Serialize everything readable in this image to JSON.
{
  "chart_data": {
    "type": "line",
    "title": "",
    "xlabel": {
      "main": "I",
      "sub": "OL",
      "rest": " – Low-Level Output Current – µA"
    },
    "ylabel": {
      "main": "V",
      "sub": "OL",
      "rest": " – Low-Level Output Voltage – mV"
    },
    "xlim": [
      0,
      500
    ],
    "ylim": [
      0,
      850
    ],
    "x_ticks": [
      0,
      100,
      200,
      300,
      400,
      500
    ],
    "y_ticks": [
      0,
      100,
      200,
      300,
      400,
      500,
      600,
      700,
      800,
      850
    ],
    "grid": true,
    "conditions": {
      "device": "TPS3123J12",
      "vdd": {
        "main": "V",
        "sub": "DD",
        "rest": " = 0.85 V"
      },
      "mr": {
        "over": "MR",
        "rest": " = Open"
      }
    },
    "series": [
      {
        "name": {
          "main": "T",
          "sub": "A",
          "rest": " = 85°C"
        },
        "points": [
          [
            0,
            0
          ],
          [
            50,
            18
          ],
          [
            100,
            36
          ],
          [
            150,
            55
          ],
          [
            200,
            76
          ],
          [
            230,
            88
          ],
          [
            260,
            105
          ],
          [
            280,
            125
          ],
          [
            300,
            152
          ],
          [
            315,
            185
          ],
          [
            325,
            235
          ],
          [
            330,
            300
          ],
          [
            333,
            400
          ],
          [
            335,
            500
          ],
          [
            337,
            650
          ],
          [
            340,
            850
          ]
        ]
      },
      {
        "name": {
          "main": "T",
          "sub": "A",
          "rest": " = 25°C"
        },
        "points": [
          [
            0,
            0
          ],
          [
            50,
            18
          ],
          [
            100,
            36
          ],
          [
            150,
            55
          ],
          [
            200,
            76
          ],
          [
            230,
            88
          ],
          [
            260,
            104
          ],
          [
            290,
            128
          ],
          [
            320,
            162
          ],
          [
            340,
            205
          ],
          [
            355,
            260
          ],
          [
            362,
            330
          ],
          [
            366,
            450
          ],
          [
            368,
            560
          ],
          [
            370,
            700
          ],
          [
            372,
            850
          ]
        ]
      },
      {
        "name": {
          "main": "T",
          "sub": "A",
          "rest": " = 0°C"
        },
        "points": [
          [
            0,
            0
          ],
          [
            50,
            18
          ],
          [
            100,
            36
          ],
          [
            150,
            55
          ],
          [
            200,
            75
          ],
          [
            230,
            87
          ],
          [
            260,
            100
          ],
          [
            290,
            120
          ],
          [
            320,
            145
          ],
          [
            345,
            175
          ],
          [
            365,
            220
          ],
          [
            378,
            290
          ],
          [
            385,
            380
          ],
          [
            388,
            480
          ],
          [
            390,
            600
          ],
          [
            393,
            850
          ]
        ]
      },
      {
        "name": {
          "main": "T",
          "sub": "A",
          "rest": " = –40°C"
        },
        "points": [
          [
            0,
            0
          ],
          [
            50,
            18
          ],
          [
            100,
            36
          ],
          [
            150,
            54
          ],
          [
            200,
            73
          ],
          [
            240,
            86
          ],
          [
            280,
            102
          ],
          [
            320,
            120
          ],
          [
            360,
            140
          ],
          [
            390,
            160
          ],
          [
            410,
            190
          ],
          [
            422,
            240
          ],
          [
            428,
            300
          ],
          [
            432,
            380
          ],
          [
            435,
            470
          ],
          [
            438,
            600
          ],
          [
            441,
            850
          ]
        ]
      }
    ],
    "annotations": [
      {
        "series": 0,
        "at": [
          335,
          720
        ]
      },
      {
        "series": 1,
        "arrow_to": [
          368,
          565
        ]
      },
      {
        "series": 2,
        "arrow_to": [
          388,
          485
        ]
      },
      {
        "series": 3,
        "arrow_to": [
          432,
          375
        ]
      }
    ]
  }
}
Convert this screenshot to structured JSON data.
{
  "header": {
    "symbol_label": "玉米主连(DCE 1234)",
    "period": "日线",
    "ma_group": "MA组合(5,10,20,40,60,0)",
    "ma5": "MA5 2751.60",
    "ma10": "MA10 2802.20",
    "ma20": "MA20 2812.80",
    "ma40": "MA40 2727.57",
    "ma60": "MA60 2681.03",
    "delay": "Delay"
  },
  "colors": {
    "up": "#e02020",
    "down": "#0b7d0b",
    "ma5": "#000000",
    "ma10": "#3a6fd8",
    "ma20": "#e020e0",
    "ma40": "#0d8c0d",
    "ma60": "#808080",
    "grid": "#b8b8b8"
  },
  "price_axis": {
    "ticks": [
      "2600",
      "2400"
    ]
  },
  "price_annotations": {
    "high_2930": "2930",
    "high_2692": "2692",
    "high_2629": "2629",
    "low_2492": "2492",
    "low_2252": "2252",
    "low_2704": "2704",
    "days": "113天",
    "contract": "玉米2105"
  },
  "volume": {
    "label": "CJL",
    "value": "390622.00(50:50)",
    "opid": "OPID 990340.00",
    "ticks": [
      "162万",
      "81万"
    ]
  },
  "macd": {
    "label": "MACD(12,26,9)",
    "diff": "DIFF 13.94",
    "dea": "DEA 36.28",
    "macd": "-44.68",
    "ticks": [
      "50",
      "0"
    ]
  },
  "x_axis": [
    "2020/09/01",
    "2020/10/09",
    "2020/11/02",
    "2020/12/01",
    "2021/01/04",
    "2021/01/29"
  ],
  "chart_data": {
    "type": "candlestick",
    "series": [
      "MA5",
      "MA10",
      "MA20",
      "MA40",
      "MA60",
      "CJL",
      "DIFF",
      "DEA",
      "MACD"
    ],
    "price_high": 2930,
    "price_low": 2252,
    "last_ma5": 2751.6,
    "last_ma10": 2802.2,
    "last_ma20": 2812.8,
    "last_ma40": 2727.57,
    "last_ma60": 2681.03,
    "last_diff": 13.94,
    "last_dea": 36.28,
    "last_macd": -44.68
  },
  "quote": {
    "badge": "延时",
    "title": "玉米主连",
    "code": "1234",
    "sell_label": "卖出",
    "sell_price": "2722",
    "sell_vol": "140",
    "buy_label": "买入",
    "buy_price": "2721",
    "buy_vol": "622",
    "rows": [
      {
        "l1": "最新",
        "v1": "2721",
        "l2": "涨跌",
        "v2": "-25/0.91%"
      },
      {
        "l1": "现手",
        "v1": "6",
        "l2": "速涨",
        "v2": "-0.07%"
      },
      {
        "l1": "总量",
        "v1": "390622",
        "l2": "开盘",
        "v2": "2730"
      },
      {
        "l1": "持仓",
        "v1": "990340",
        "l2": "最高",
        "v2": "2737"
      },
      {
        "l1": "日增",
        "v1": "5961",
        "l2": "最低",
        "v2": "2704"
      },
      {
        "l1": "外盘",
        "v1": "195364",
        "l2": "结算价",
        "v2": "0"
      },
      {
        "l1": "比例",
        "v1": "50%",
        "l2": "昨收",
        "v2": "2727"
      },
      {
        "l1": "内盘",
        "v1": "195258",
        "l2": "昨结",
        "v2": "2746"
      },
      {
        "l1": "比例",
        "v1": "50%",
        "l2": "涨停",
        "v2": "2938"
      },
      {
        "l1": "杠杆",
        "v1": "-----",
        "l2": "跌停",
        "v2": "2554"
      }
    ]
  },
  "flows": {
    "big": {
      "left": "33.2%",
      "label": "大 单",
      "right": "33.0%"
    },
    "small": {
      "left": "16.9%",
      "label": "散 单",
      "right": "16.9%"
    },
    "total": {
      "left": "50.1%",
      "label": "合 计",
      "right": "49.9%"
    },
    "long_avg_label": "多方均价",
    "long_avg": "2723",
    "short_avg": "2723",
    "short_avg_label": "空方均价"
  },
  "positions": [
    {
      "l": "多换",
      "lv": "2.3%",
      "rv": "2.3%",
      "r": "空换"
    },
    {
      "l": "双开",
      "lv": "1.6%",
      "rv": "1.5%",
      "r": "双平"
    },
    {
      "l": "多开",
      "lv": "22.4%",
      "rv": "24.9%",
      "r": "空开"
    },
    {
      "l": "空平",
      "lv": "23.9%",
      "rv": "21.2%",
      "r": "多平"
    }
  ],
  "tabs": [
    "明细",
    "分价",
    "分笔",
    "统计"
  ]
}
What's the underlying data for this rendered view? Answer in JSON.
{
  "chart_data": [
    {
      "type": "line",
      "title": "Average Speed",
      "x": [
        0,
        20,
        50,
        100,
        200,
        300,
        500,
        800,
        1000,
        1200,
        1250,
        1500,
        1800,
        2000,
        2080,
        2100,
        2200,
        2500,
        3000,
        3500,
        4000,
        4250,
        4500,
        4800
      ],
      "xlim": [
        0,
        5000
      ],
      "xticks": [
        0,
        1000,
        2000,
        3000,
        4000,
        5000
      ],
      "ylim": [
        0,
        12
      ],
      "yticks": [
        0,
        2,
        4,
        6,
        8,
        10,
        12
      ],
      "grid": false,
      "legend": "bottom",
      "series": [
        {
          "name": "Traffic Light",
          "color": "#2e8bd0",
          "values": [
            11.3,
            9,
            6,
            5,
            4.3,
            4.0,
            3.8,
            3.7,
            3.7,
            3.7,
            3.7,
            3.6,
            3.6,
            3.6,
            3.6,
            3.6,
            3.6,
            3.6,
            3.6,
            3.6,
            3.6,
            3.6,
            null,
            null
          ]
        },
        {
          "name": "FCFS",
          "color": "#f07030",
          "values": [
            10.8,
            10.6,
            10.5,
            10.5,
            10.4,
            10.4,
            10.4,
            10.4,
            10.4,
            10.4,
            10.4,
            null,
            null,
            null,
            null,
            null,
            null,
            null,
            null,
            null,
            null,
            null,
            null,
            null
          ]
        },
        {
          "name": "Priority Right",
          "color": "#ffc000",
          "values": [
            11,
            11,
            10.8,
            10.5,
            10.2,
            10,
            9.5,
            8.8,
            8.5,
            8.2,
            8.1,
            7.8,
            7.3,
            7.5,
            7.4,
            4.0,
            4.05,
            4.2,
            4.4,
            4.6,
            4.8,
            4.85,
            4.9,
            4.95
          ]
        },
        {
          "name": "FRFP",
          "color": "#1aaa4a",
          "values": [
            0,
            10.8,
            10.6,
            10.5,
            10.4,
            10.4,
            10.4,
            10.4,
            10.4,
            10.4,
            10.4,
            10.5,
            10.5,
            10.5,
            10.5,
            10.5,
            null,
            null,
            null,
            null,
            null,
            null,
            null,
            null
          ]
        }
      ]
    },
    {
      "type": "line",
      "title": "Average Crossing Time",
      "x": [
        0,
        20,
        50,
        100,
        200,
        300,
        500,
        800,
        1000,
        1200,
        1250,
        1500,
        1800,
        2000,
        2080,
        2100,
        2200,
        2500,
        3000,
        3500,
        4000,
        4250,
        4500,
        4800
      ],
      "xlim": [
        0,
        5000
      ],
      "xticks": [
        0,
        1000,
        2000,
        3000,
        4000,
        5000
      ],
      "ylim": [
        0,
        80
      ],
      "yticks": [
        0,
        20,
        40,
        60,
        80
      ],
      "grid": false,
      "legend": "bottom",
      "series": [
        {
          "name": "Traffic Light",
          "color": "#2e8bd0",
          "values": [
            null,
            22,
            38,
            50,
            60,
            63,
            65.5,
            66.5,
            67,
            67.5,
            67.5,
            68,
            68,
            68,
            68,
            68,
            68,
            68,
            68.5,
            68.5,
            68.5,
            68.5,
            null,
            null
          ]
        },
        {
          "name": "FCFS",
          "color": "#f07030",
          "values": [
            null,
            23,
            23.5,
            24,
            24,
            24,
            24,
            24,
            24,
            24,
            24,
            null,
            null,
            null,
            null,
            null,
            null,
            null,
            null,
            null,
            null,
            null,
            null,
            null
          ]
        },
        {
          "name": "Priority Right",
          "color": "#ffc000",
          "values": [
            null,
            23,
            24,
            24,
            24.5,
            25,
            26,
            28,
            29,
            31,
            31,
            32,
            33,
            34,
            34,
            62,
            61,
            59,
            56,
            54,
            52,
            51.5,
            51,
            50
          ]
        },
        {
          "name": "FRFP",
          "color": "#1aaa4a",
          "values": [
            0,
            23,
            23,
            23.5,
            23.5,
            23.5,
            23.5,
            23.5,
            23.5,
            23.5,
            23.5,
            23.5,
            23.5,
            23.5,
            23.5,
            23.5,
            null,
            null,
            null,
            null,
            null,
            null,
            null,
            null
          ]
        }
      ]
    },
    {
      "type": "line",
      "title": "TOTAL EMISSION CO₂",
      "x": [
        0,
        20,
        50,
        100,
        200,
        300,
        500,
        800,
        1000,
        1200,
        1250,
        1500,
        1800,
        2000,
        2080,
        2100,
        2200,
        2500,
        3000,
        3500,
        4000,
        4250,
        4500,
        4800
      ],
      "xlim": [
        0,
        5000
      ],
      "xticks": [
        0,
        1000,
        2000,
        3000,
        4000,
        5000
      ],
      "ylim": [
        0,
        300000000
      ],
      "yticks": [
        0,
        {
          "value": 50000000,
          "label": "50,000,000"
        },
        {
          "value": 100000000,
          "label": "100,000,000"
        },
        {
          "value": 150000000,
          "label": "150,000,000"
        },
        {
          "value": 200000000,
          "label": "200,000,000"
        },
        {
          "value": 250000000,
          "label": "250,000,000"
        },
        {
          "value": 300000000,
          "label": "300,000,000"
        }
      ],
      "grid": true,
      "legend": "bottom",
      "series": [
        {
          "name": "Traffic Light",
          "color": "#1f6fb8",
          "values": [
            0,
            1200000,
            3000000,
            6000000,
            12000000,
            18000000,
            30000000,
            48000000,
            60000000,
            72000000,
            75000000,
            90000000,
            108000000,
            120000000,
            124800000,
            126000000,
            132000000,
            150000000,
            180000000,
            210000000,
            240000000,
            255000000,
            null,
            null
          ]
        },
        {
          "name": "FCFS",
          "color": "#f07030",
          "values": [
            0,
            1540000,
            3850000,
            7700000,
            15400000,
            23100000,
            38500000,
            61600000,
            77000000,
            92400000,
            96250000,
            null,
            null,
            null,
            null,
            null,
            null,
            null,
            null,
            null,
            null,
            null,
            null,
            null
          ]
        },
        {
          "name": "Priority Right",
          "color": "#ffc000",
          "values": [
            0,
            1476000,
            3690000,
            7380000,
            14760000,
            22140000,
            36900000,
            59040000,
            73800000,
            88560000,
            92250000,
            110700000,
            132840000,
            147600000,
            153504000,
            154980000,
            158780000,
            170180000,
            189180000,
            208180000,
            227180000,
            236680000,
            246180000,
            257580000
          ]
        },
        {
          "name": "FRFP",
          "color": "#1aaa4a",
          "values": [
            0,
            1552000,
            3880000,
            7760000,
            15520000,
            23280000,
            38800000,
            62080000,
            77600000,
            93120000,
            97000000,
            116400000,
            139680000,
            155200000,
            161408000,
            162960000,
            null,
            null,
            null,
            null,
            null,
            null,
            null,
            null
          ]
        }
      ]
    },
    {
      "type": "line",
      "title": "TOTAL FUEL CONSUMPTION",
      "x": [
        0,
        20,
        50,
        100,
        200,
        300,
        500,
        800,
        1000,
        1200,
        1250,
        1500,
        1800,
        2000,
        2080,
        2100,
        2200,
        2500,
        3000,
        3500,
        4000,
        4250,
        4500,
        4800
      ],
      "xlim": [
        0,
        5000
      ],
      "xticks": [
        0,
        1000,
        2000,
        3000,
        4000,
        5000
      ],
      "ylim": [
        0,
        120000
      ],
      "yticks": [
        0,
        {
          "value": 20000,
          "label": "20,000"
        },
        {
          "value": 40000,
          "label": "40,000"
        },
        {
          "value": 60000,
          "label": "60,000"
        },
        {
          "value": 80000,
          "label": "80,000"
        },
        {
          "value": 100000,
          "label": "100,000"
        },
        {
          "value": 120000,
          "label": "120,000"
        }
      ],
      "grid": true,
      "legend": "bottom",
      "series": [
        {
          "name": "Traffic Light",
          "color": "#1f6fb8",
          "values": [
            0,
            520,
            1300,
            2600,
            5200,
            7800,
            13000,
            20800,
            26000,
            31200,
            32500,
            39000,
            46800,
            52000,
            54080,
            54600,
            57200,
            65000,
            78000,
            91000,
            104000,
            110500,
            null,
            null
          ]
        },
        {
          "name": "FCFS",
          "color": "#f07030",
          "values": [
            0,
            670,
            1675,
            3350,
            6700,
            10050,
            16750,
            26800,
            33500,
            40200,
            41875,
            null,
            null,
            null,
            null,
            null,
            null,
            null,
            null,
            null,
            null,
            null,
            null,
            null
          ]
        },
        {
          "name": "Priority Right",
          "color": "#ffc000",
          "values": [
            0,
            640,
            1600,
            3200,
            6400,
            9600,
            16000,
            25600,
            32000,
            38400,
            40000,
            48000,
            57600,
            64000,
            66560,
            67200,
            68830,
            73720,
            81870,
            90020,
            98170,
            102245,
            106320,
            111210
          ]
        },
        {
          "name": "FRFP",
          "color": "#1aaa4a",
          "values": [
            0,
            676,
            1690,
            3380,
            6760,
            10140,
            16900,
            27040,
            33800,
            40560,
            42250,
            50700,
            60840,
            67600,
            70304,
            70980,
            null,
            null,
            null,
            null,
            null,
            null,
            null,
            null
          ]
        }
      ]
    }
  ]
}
___
The task.
Lines from the records above that hold "Average" are the ones to list.

Correct response.
      "title": "Average Speed",
      "title": "Average Crossing Time",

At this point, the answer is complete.